▸ Exercise instructions
How many lines of these records hold the string "incorrect"? Reply with the number alone.

** start **

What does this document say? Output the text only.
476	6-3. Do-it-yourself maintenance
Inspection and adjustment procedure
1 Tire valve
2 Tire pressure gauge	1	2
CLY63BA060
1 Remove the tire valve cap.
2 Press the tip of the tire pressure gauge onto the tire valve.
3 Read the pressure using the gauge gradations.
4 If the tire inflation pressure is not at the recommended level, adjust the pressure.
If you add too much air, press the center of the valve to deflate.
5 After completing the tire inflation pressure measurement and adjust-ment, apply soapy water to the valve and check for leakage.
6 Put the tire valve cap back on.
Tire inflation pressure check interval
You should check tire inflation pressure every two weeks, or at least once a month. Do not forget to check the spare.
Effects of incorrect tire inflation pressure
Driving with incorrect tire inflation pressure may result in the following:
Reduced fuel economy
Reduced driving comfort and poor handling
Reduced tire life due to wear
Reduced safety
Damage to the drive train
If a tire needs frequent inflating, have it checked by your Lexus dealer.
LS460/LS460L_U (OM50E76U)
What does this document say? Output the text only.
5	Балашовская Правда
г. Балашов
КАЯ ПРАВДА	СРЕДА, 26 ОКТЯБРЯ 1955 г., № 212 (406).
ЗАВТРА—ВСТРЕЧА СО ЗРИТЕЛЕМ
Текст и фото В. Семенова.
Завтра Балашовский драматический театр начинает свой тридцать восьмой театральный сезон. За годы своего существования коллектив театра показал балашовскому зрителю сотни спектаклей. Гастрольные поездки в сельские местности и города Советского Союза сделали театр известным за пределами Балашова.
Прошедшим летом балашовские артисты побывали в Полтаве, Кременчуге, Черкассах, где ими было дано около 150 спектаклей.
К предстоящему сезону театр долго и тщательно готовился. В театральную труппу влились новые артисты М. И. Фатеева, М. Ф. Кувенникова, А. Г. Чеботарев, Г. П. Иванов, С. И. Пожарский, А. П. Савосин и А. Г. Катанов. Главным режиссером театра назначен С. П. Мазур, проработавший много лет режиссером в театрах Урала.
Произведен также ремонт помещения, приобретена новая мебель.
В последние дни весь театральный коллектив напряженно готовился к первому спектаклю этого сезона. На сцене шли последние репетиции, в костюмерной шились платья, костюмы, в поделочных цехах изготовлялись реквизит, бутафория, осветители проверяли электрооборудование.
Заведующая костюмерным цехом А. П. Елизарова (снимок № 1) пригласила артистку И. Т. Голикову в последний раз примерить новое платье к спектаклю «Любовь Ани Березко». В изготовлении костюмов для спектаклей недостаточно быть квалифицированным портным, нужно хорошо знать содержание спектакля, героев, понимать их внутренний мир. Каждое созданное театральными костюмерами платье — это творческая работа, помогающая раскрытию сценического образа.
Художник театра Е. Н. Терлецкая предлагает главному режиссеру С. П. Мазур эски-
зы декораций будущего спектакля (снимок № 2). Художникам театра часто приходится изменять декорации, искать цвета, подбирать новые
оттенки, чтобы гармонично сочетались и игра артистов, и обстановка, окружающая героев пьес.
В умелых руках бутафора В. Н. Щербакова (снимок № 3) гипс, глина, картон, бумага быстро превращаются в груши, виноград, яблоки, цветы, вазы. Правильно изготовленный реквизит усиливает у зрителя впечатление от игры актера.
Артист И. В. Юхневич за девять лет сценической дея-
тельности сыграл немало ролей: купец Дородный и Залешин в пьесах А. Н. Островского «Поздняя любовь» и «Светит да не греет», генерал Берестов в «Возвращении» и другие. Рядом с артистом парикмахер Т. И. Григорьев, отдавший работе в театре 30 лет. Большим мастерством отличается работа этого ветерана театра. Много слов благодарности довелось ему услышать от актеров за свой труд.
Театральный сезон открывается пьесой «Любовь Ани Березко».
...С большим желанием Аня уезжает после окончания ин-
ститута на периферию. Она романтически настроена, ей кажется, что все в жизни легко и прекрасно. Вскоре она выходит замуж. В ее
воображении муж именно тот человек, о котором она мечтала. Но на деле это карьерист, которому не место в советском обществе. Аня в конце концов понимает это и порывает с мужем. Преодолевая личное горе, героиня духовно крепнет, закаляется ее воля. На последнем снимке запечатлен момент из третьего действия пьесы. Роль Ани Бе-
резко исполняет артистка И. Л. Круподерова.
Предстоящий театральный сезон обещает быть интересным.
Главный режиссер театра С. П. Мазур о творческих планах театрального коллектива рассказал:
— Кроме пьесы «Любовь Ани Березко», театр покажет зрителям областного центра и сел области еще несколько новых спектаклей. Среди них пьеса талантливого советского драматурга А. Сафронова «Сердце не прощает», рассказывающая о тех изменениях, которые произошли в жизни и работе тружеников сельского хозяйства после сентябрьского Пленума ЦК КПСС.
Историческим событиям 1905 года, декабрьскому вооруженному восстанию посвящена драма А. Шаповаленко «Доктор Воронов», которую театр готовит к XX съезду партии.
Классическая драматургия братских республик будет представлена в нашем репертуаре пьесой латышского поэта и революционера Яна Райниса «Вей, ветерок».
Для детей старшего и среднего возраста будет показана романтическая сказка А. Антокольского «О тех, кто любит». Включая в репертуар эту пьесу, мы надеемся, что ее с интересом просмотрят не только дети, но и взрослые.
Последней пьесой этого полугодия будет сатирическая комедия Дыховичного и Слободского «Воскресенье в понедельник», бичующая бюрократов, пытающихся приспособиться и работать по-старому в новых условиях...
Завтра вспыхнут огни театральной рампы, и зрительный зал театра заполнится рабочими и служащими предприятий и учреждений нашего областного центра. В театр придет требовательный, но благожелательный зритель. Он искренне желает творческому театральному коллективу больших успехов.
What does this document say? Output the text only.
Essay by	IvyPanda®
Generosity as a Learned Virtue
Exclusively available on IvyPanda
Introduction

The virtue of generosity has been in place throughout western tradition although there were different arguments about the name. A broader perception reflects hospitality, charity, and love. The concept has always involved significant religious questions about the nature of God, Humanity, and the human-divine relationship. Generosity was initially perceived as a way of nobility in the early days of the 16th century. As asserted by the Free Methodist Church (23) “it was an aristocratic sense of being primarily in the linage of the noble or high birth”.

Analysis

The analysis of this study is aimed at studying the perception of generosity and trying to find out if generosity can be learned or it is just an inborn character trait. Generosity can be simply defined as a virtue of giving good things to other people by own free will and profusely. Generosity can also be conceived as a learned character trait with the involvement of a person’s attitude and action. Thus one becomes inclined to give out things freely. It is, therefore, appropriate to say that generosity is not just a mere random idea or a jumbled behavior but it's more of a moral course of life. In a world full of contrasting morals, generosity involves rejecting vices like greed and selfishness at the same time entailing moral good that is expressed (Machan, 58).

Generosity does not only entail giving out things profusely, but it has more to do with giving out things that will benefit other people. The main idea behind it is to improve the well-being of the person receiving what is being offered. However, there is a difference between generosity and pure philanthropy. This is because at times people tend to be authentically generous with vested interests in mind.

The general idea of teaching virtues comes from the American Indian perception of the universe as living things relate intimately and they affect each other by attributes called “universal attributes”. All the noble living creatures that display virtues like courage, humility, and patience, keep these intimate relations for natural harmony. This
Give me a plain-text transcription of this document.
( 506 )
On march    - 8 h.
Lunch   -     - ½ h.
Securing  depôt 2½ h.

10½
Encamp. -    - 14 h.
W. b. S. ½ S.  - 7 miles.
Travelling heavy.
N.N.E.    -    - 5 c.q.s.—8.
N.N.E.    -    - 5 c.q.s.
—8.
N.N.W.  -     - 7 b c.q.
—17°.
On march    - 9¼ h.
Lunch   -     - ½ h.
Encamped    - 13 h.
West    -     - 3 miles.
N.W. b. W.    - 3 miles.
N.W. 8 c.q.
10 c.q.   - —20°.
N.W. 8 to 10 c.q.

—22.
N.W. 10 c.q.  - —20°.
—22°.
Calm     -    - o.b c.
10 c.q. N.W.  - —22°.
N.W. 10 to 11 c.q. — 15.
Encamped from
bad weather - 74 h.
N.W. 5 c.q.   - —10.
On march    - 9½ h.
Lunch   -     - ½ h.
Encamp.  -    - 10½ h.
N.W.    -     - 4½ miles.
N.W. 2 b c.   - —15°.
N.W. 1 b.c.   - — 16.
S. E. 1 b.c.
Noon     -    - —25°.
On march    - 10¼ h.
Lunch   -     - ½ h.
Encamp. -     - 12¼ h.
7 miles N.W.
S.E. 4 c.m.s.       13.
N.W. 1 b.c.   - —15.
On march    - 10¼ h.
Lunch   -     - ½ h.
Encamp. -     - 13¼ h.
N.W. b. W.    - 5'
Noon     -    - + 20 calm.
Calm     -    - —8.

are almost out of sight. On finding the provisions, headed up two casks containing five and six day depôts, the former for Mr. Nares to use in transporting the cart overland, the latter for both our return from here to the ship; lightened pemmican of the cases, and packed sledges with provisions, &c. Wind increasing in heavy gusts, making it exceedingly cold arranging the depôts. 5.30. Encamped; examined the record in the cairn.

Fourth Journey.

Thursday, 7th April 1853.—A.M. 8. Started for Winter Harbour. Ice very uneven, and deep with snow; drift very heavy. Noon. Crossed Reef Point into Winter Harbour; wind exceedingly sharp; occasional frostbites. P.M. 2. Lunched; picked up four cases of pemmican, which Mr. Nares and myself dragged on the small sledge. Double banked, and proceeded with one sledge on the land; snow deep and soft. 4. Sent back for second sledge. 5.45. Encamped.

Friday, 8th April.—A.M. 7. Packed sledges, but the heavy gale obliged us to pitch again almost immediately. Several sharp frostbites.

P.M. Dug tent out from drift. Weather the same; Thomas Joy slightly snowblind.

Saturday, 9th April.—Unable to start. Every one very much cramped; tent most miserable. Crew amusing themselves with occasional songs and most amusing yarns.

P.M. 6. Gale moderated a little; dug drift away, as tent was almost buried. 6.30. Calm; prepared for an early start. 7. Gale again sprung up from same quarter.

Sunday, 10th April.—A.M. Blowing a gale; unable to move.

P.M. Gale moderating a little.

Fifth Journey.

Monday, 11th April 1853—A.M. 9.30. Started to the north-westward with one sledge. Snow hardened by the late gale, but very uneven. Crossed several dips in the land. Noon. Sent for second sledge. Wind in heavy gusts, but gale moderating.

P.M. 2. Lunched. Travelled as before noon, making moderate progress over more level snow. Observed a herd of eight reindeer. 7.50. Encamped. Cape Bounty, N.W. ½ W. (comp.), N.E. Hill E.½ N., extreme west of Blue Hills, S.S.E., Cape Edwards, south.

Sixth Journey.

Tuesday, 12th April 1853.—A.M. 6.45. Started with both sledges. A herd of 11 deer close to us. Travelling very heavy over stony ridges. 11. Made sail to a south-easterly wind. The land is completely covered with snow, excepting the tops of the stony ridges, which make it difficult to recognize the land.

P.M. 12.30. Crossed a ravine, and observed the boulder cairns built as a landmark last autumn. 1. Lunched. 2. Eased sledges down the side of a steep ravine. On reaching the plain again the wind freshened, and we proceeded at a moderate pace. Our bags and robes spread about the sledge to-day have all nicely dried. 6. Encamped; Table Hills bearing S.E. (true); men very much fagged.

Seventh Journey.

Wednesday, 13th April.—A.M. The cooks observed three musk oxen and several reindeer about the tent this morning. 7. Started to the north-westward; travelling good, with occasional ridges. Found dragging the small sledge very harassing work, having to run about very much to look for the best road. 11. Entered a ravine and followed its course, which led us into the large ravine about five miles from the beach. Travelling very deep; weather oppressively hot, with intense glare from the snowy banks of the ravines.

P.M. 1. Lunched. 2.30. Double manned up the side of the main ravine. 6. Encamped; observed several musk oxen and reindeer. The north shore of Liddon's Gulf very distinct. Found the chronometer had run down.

** end **

▸ Task answer
2